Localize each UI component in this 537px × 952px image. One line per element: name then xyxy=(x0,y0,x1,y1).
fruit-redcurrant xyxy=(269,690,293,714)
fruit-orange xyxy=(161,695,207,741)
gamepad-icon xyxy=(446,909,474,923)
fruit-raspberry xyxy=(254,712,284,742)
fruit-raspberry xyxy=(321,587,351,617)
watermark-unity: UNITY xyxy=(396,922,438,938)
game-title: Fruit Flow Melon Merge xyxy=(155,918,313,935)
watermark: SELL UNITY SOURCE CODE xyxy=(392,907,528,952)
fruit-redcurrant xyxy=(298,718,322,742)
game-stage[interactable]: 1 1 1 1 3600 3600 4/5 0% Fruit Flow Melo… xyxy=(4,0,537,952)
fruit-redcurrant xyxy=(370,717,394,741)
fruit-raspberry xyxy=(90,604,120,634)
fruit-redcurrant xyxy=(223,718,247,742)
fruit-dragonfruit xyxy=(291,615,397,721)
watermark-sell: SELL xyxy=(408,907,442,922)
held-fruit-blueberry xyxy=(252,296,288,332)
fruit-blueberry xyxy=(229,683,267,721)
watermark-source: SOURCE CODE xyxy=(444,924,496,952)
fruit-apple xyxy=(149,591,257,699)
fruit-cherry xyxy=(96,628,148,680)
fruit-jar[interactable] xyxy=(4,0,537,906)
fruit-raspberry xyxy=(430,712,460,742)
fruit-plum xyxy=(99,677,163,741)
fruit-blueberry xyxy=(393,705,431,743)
...
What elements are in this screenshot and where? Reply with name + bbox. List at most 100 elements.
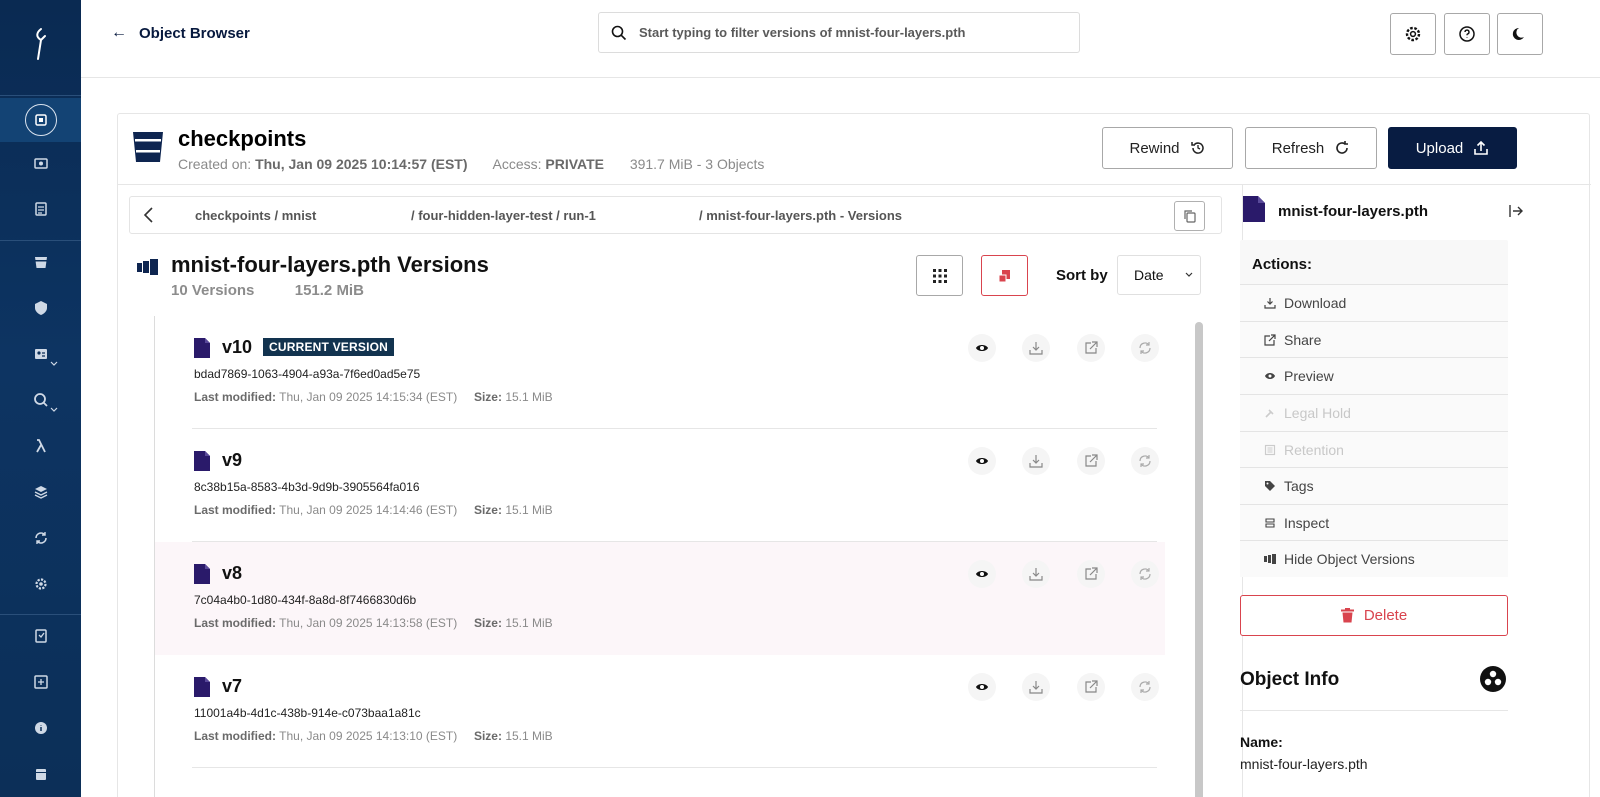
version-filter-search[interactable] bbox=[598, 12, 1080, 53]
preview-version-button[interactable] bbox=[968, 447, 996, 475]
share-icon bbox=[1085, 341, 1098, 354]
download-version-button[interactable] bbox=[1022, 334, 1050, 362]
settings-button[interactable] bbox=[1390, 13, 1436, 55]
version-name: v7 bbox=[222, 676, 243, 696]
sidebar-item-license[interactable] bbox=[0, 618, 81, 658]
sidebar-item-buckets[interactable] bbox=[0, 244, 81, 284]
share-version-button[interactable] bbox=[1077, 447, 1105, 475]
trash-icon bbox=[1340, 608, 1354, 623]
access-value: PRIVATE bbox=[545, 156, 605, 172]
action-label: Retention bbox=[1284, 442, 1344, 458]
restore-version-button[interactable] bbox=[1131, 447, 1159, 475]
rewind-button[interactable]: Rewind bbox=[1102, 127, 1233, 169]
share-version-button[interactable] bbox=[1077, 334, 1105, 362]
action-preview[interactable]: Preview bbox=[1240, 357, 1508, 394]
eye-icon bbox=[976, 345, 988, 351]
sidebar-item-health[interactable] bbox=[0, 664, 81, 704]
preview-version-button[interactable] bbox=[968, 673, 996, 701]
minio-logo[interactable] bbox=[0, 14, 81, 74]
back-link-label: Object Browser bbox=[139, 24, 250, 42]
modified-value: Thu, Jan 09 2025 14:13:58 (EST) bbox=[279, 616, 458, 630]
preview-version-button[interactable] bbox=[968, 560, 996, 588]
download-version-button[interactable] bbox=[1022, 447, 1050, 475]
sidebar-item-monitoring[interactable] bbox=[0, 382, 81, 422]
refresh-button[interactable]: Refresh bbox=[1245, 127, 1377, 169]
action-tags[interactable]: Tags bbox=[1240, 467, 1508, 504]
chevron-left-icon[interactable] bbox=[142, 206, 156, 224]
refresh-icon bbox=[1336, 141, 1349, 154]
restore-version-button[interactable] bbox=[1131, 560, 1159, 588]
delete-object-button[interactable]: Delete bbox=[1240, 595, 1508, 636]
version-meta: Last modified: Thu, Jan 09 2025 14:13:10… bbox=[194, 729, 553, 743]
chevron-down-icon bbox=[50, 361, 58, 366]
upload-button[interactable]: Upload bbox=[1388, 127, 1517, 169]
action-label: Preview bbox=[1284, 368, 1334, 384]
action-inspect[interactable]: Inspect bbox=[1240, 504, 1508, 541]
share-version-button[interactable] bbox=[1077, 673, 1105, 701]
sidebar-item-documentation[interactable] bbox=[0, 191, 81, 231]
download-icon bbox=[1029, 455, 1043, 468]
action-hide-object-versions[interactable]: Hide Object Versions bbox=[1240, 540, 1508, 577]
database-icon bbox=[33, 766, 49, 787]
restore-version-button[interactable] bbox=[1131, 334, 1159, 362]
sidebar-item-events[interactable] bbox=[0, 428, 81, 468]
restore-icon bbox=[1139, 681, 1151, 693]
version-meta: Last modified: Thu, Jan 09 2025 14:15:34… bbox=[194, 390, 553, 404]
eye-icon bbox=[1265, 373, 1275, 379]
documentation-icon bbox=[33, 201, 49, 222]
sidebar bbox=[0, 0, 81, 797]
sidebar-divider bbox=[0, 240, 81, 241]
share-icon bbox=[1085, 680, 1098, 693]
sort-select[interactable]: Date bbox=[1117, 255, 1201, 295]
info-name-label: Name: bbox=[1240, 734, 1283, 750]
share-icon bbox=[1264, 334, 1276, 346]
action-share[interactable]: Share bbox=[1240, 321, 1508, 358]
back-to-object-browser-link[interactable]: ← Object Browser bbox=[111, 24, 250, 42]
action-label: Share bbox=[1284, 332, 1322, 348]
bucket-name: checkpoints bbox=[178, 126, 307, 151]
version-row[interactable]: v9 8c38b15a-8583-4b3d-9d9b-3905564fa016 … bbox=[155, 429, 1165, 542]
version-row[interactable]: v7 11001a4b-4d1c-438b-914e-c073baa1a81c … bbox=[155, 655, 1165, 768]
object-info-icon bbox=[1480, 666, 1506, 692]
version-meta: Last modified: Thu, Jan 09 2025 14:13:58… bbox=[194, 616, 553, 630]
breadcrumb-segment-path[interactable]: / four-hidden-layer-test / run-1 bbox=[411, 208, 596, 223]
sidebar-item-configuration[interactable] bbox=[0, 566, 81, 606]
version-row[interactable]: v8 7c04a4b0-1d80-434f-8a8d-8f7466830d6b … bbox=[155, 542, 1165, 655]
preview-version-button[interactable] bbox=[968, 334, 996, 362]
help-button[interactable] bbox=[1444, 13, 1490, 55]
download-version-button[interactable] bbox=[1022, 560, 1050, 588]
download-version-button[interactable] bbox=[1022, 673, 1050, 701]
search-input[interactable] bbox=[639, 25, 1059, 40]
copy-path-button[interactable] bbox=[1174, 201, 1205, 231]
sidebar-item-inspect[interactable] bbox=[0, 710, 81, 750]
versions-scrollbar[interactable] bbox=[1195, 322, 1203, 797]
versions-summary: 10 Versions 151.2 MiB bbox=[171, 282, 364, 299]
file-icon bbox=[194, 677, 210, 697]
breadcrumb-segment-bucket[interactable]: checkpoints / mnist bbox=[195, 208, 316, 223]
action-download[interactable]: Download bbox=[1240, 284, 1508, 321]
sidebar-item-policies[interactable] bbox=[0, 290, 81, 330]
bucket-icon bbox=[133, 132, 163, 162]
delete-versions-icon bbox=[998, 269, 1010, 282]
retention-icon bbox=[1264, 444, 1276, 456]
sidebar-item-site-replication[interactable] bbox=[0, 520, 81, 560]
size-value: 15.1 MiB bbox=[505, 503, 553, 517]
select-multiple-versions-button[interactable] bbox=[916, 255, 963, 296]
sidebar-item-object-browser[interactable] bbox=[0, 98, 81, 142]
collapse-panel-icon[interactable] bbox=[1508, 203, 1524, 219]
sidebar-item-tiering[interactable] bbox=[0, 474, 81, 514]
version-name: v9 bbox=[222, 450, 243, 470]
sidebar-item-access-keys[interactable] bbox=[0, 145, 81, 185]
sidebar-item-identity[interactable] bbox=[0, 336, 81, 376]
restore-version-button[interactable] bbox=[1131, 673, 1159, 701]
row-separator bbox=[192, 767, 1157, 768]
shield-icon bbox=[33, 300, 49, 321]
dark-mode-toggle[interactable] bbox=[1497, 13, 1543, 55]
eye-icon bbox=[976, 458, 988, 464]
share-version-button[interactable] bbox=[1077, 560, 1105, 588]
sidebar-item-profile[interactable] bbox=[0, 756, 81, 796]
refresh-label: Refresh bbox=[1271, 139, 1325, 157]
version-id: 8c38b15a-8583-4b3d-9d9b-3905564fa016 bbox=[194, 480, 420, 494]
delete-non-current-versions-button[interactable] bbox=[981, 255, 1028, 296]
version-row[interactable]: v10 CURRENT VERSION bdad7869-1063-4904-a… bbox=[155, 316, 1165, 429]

### EXERCÍCIO PROPOSTO
Reproduza fielmente o trecho que começa na linha que contém "version-filter-search[interactable] bbox=[598, 12, 1080, 53]" e termina na linha que contém "sidebar-item-license[interactable] bbox=[0, 618, 81, 658]", incluindo ambas.

### RESULTADO ABAIXO
version-filter-search[interactable] bbox=[598, 12, 1080, 53]
preview-version-button[interactable] bbox=[968, 447, 996, 475]
share-icon bbox=[1085, 341, 1098, 354]
download-version-button[interactable] bbox=[1022, 334, 1050, 362]
settings-button[interactable] bbox=[1390, 13, 1436, 55]
version-name: v7 bbox=[222, 676, 243, 696]
sidebar-item-license[interactable] bbox=[0, 618, 81, 658]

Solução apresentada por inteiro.